Each entry that follows is to be retyped exactly. Pictures do not belong in the copy.

# # # # # # #

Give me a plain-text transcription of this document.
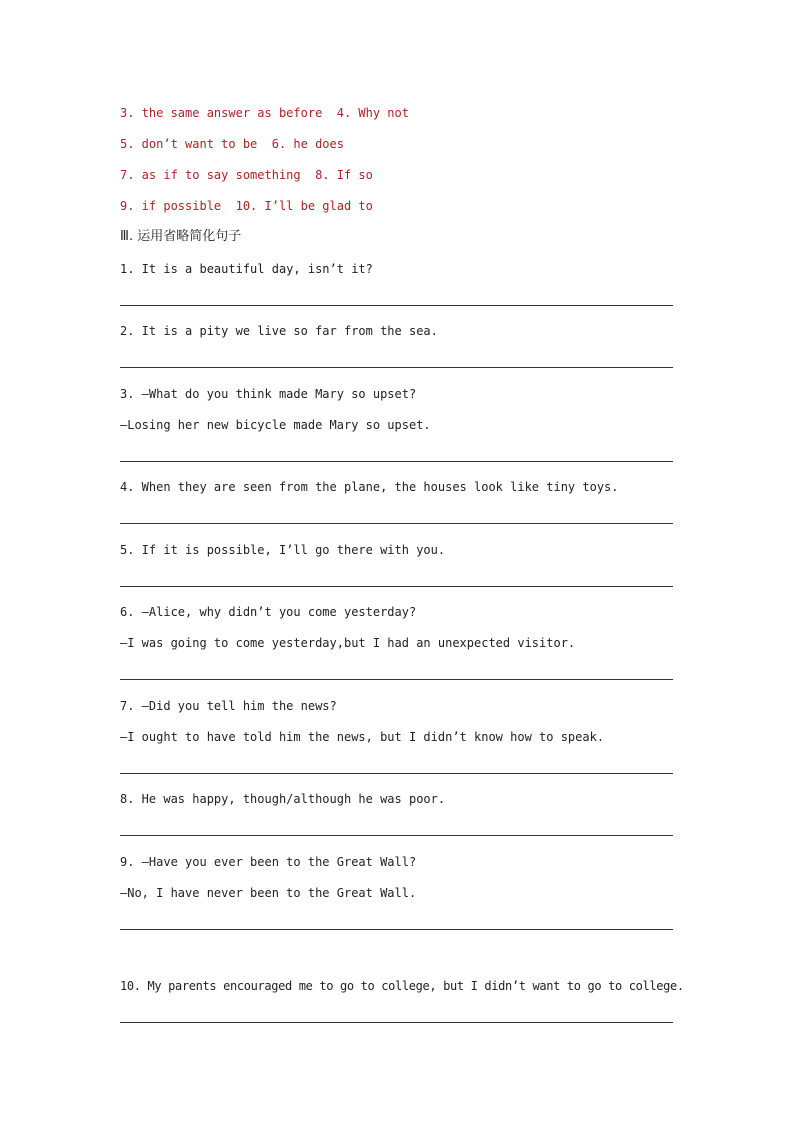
3. the same answer as before  4. Why not
5. don’t want to be  6. he does
7. as if to say something  8. If so
9. if possible  10. I’ll be glad to
Ⅲ. 运用省略简化句子
1. It is a beautiful day, isn’t it?
2. It is a pity we live so far from the sea.
3. —What do you think made Mary so upset?
—Losing her new bicycle made Mary so upset.
4. When they are seen from the plane, the houses look like tiny toys.
5. If it is possible, I’ll go there with you.
6. —Alice, why didn’t you come yesterday?
—I was going to come yesterday,but I had an unexpected visitor.
7. —Did you tell him the news?
—I ought to have told him the news, but I didn’t know how to speak.
8. He was happy, though/although he was poor.
9. —Have you ever been to the Great Wall?
—No, I have never been to the Great Wall.
10. My parents encouraged me to go to college, but I didn’t want to go to college.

# # # # # # #

## FINISHED TASK
Give me a plain-text transcription of this document.
3. the same answer as before  4. Why not
5. don’t want to be  6. he does
7. as if to say something  8. If so
9. if possible  10. I’ll be glad to
Ⅲ. 运用省略简化句子
1. It is a beautiful day, isn’t it?
2. It is a pity we live so far from the sea.
3. —What do you think made Mary so upset?
—Losing her new bicycle made Mary so upset.
4. When they are seen from the plane, the houses look like tiny toys.
5. If it is possible, I’ll go there with you.
6. —Alice, why didn’t you come yesterday?
—I was going to come yesterday,but I had an unexpected visitor.
7. —Did you tell him the news?
—I ought to have told him the news, but I didn’t know how to speak.
8. He was happy, though/although he was poor.
9. —Have you ever been to the Great Wall?
—No, I have never been to the Great Wall.
10. My parents encouraged me to go to college, but I didn’t want to go to college.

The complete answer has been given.